[Data listing]
★ ★ ★

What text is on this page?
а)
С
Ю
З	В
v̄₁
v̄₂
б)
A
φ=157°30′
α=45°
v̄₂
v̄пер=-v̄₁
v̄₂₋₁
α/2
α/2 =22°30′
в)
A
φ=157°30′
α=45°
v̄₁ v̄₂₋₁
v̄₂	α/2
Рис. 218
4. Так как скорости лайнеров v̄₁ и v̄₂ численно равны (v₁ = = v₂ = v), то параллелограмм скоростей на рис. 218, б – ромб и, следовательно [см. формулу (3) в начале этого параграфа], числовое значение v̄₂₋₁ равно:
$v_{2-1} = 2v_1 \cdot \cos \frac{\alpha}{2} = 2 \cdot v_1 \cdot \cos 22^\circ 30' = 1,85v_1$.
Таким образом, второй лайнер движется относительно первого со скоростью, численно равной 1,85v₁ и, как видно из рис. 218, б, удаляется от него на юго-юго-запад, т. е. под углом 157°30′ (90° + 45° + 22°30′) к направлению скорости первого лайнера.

★ ★ ★

**Work required:**
Copy every line of the records word for word.

**Response:**
What text is on this page?
а)
С
Ю
З	В
v̄₁
v̄₂
б)
A
φ=157°30′
α=45°
v̄₂
v̄пер=-v̄₁
v̄₂₋₁
α/2
α/2 =22°30′
в)
A
φ=157°30′
α=45°
v̄₁ v̄₂₋₁
v̄₂	α/2
Рис. 218
4. Так как скорости лайнеров v̄₁ и v̄₂ численно равны (v₁ = = v₂ = v), то параллелограмм скоростей на рис. 218, б – ромб и, следовательно [см. формулу (3) в начале этого параграфа], числовое значение v̄₂₋₁ равно:
$v_{2-1} = 2v_1 \cdot \cos \frac{\alpha}{2} = 2 \cdot v_1 \cdot \cos 22^\circ 30' = 1,85v_1$.
Таким образом, второй лайнер движется относительно первого со скоростью, численно равной 1,85v₁ и, как видно из рис. 218, б, удаляется от него на юго-юго-запад, т. е. под углом 157°30′ (90° + 45° + 22°30′) к направлению скорости первого лайнера.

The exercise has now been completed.